→ DIRECTIVE
Find each line with the string "Masonic" and copy it.

start

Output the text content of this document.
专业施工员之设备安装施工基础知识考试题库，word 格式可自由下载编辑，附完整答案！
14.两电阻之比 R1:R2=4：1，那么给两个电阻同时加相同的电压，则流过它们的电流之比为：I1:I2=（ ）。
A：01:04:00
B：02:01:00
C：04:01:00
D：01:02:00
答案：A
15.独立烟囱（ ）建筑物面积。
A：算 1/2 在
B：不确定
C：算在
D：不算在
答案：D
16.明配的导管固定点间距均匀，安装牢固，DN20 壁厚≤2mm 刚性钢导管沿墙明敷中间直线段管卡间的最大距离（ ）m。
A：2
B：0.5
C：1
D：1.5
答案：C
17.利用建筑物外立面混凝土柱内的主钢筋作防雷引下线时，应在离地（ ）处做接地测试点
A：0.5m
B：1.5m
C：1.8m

end
start

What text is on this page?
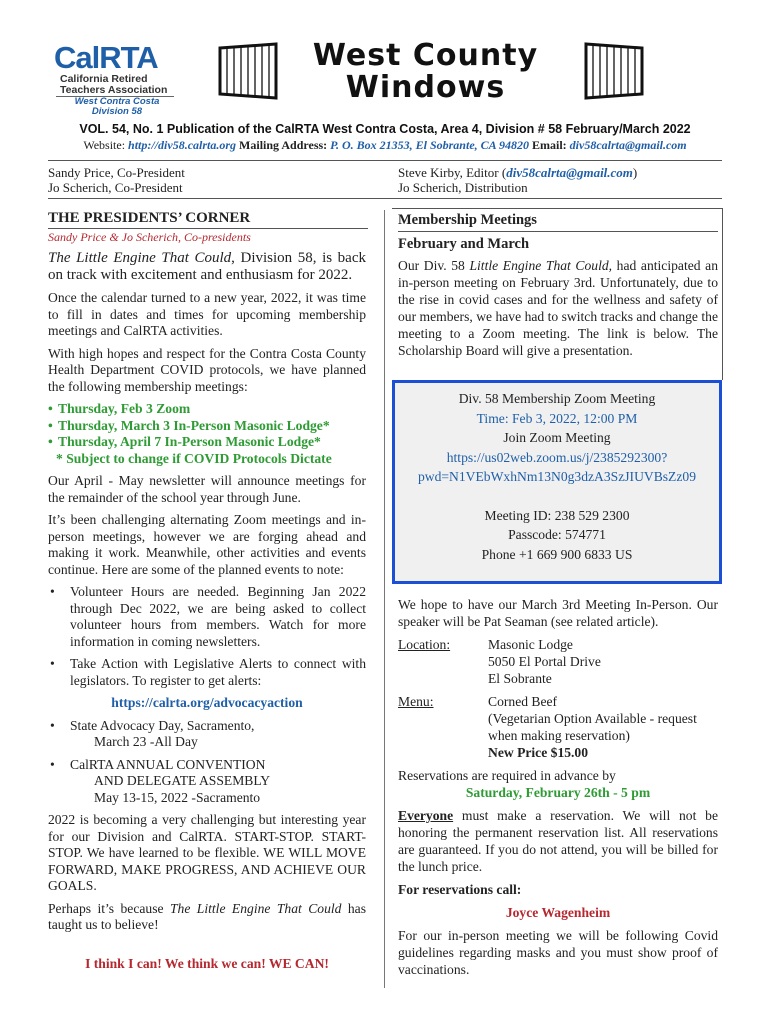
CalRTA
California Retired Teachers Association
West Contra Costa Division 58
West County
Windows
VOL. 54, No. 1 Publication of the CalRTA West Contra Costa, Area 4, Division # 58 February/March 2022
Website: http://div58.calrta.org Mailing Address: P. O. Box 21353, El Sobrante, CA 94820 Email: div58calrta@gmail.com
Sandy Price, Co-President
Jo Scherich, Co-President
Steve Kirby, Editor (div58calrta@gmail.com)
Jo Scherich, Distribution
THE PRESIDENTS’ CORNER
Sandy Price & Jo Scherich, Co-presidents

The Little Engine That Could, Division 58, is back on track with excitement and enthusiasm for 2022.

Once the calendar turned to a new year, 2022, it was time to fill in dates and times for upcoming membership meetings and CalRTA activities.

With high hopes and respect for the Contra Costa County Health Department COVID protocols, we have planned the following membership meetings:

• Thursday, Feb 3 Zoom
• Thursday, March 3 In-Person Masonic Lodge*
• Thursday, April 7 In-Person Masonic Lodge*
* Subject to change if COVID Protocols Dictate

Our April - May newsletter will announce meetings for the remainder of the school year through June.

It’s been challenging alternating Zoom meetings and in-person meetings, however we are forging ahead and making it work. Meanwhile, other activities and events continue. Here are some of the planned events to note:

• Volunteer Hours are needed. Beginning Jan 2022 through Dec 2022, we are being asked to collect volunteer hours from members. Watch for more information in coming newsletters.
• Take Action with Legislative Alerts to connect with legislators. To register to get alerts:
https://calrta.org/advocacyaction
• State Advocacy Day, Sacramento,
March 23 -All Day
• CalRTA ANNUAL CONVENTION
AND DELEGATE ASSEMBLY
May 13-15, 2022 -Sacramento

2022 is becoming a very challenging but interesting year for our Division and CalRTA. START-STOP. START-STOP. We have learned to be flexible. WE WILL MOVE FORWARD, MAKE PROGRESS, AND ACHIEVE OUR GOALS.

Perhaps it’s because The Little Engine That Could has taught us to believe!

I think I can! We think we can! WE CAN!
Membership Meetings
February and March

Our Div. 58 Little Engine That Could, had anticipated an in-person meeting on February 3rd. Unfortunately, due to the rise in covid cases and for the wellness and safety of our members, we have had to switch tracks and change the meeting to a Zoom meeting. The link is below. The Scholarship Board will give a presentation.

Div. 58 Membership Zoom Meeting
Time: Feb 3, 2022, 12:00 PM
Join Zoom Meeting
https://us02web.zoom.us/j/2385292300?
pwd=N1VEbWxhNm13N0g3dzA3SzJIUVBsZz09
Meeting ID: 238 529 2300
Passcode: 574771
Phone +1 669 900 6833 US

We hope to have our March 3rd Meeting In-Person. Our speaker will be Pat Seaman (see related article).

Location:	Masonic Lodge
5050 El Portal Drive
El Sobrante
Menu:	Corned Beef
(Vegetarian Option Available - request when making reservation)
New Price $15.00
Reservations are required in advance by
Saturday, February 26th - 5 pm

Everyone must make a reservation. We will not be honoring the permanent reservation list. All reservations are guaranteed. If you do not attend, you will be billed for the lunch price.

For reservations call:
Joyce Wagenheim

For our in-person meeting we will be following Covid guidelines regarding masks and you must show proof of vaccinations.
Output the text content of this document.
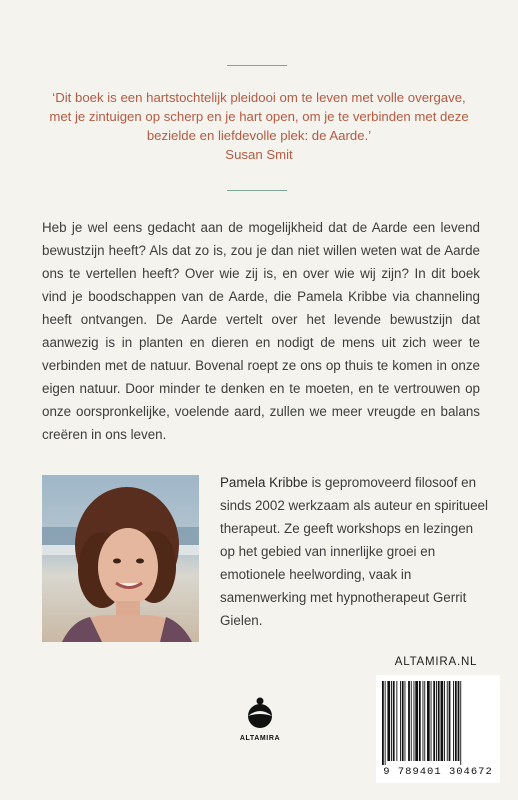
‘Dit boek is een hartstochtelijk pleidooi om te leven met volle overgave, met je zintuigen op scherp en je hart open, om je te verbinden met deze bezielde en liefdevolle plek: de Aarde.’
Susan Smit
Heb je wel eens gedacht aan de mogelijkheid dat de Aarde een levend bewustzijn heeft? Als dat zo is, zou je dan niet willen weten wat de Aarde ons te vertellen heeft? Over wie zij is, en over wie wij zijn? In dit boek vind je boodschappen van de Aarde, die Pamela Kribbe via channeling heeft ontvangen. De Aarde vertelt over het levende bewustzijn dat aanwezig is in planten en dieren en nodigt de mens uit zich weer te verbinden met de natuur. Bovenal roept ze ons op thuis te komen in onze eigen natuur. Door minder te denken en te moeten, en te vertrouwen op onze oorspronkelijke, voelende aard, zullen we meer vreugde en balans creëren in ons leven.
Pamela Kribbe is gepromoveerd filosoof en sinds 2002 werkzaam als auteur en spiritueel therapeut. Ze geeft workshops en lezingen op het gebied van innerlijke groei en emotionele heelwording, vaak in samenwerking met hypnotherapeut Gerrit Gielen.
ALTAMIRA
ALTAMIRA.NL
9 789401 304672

end

→ SOLUTION FOR THIS EXERCISE
• Thursday, March 3 In-Person Masonic Lodge*
• Thursday, April 7 In-Person Masonic Lodge*
Location:	Masonic Lodge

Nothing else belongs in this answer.